### JOB
Print the lines below exactly as they appear, omitting the pictures.

### PROVIDED RECORDS
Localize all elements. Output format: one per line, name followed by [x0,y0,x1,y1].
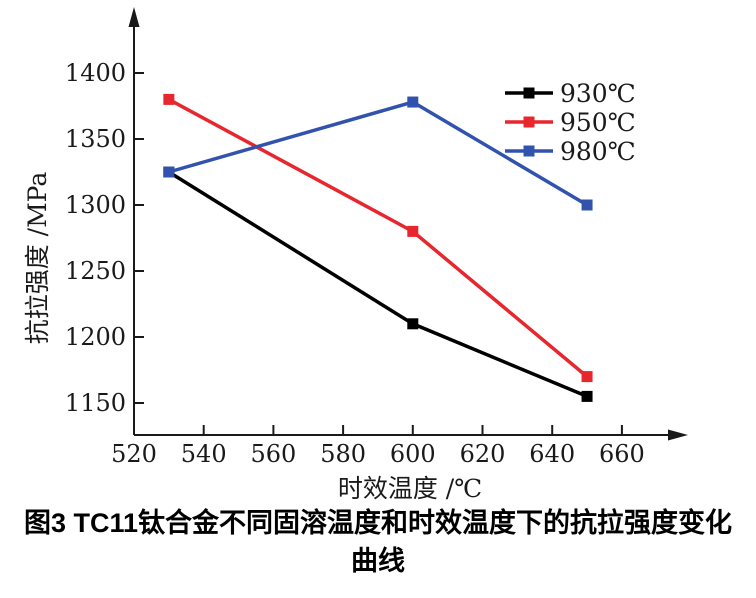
y-tick-label: 1300 [65,191,126,219]
x-tick-label: 640 [529,440,575,468]
legend-item: 950℃ [505,108,636,137]
series-980℃ [163,96,593,211]
legend-item: 930℃ [505,79,636,108]
data-point-marker [407,318,419,330]
legend-marker-swatch [523,116,535,128]
data-point-marker [581,199,593,211]
data-point-marker [581,390,593,402]
y-tick-label: 1250 [65,257,126,285]
caption-line-1: 图3 TC11钛合金不同固溶温度和时效温度下的抗拉强度变化 [23,508,733,538]
x-axis-arrow-icon [668,429,688,441]
caption-line-2: 曲线 [351,546,405,576]
y-tick-label: 1400 [65,59,126,87]
series-950℃ [163,93,593,383]
legend-label: 930℃ [560,79,636,108]
y-tick-label: 1200 [65,323,126,351]
legend-item: 980℃ [505,137,636,166]
x-tick-label: 560 [250,440,296,468]
data-point-marker [407,96,419,108]
y-tick-label: 1150 [65,389,126,417]
legend-marker-swatch [523,145,535,157]
x-tick-label: 540 [181,440,227,468]
x-tick-label: 600 [390,440,436,468]
legend-label: 980℃ [560,137,636,166]
series-line [167,170,588,399]
series-930℃ [163,166,593,402]
legend-label: 950℃ [560,108,636,137]
data-point-marker [163,93,175,105]
line-chart: 520 540 560 580 600 620 640 660 1150 1200 1250 1300… [23,7,688,503]
legend-marker-swatch [523,87,535,99]
y-tick-label: 1350 [65,125,126,153]
x-tick-label: 580 [320,440,366,468]
data-point-marker [163,166,175,178]
x-tick-label: 620 [460,440,506,468]
data-point-marker [581,371,593,383]
x-tick-label: 520 [111,440,157,468]
figure-caption: 图3 TC11钛合金不同固溶温度和时效温度下的抗拉强度变化 曲线 [0,504,756,580]
series-line [168,97,589,378]
y-axis-title: 抗拉强度 /MPa [23,172,52,345]
data-point-marker [407,225,419,237]
x-tick-label: 660 [599,440,645,468]
x-axis-title: 时效温度 /℃ [338,474,482,503]
y-axis-arrow-icon [128,7,140,27]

### TASK RESULT
Localize all elements. Output format: one per line, name followed by [x0,y0,x1,y1].
y-tick-label: 1300 [65,191,126,219]
x-tick-label: 640 [529,440,575,468]
legend-item: 950℃ [505,108,636,137]
series-980℃ [163,96,593,211]
legend-item: 930℃ [505,79,636,108]
data-point-marker [407,318,419,330]
legend-marker-swatch [523,116,535,128]
data-point-marker [581,199,593,211]
data-point-marker [581,390,593,402]
y-tick-label: 1250 [65,257,126,285]
caption-line-1: 图3 TC11钛合金不同固溶温度和时效温度下的抗拉强度变化 [23,508,733,538]
x-axis-arrow-icon [668,429,688,441]
caption-line-2: 曲线 [351,546,405,576]
y-tick-label: 1400 [65,59,126,87]
series-950℃ [163,93,593,383]
legend-label: 930℃ [560,79,636,108]
y-tick-label: 1200 [65,323,126,351]
legend-item: 980℃ [505,137,636,166]
x-tick-label: 560 [250,440,296,468]
data-point-marker [407,96,419,108]
y-tick-label: 1150 [65,389,126,417]
legend-marker-swatch [523,145,535,157]
x-tick-label: 540 [181,440,227,468]
x-tick-label: 600 [390,440,436,468]
legend-label: 980℃ [560,137,636,166]
series-line [167,170,588,399]
series-930℃ [163,166,593,402]
legend-label: 950℃ [560,108,636,137]
data-point-marker [163,93,175,105]
line-chart: 520 540 560 580 600 620 640 660 1150 1200 1250 1300… [23,7,688,503]
legend-marker-swatch [523,87,535,99]
y-tick-label: 1350 [65,125,126,153]
x-tick-label: 580 [320,440,366,468]
data-point-marker [163,166,175,178]
x-tick-label: 620 [460,440,506,468]
data-point-marker [581,371,593,383]
x-tick-label: 520 [111,440,157,468]
figure-caption: 图3 TC11钛合金不同固溶温度和时效温度下的抗拉强度变化 曲线 [0,504,756,580]
series-line [168,97,589,378]
y-axis-title: 抗拉强度 /MPa [23,172,52,345]
data-point-marker [407,225,419,237]
x-tick-label: 660 [599,440,645,468]
x-axis-title: 时效温度 /℃ [338,474,482,503]
y-axis-arrow-icon [128,7,140,27]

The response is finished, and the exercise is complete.